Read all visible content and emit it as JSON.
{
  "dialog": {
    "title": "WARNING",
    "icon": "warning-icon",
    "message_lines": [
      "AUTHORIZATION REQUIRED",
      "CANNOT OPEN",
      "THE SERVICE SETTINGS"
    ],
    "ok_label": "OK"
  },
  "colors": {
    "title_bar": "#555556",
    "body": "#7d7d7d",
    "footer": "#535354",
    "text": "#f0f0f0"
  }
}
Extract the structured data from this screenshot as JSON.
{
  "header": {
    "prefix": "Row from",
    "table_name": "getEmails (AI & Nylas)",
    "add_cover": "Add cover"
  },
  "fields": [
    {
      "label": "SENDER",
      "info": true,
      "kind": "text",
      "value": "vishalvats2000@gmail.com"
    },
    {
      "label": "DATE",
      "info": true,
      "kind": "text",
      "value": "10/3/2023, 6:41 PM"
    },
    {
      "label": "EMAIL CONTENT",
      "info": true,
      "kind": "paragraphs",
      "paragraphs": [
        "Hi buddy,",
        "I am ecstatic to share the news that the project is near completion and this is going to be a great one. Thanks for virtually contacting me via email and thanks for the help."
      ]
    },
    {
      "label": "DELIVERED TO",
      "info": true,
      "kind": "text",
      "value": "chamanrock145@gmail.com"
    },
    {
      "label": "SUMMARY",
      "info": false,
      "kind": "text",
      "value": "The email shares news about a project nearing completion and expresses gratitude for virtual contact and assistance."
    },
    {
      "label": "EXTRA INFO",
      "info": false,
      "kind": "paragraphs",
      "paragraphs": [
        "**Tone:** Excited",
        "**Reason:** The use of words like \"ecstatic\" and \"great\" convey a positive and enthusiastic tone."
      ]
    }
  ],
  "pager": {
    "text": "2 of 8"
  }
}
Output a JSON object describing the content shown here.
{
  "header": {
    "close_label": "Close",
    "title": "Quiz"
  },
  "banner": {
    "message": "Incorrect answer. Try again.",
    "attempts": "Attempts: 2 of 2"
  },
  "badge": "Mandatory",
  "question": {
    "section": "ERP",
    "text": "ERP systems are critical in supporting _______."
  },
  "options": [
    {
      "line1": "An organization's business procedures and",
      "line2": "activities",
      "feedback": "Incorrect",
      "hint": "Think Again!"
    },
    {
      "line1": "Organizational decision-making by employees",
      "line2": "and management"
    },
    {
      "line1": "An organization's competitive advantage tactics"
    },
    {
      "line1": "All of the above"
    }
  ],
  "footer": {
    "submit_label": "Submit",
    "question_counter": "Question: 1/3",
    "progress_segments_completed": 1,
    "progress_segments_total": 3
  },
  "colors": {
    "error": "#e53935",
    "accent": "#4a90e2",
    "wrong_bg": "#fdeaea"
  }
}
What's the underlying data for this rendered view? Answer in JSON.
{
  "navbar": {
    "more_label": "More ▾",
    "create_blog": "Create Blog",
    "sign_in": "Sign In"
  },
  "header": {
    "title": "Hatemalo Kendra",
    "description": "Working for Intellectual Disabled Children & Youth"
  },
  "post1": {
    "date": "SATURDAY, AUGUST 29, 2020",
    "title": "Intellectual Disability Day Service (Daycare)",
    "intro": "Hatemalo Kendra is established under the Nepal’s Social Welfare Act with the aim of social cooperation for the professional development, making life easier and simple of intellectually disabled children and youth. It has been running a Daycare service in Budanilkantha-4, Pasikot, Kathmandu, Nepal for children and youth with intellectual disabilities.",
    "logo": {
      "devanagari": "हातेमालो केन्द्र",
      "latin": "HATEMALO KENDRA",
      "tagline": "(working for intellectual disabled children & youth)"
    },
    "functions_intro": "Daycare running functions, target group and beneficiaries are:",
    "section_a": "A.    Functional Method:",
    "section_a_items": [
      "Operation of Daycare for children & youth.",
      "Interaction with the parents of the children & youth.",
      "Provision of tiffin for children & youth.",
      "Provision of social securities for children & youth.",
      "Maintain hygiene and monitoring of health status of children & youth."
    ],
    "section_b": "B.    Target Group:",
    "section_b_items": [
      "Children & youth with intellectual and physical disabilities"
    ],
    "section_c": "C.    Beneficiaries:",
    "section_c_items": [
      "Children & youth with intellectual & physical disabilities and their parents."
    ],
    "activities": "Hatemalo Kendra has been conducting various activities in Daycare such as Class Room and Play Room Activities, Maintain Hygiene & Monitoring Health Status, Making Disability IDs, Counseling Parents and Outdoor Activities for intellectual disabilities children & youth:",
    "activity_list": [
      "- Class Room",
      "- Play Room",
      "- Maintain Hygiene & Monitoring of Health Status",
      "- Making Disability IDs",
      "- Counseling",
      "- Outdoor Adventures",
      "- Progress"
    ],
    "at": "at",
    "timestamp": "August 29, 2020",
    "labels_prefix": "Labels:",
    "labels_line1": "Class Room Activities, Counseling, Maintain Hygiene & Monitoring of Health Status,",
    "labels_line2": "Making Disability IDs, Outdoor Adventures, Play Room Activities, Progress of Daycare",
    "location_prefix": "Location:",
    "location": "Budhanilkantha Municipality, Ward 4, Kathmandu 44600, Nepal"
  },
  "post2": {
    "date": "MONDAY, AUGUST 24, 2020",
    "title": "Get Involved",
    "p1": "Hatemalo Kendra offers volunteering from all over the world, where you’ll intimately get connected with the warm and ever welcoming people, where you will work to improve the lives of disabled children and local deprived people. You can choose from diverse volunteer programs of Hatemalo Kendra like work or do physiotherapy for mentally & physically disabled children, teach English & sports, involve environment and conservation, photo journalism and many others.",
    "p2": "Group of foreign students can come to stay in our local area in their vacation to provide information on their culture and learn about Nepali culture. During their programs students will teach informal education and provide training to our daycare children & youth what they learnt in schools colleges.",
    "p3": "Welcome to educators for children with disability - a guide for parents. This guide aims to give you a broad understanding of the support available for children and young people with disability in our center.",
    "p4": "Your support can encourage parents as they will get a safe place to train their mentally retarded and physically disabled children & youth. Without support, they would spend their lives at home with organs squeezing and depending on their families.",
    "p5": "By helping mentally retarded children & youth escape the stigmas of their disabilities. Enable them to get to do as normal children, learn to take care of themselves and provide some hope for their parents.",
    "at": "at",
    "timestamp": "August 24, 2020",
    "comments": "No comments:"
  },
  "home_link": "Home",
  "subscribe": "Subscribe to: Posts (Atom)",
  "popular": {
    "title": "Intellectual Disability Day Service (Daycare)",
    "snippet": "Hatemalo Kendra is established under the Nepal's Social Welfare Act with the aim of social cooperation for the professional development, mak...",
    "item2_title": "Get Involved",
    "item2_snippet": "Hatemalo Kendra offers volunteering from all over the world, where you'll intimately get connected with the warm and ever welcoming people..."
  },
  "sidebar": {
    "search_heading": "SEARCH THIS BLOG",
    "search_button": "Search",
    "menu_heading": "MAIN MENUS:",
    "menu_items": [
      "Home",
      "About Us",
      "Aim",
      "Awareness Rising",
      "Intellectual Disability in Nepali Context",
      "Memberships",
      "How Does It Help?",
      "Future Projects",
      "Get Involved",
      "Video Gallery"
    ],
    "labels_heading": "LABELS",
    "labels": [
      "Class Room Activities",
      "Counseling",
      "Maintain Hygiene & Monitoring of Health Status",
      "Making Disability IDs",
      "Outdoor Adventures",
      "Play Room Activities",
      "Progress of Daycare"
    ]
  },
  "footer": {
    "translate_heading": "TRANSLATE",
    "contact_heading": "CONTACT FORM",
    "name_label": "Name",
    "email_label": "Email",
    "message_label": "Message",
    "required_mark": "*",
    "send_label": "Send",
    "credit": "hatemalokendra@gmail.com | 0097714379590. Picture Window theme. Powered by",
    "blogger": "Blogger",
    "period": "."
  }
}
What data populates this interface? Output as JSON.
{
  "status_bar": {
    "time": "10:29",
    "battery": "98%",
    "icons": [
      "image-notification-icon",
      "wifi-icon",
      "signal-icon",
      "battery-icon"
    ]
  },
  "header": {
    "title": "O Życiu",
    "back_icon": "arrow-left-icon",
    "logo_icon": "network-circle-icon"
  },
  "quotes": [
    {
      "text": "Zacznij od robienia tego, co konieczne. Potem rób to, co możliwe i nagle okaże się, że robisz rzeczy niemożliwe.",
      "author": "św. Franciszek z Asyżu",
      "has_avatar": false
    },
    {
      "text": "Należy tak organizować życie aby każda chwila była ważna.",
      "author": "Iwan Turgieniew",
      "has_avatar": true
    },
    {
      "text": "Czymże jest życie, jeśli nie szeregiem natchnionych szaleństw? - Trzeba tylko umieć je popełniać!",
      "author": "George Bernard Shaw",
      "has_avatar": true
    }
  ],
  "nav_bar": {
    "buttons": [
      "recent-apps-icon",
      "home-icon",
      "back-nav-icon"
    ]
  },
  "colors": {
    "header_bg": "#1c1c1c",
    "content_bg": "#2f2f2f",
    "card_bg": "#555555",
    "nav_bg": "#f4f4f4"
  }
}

• Short task: Read the data above. Pull out each line in which the string "życie" appears.

• Completed task:
      "text": "Należy tak organizować życie aby każda chwila była ważna.",
      "text": "Czymże jest życie, jeśli nie szeregiem natchnionych szaleństw? - Trzeba tylko umieć je popełniać!",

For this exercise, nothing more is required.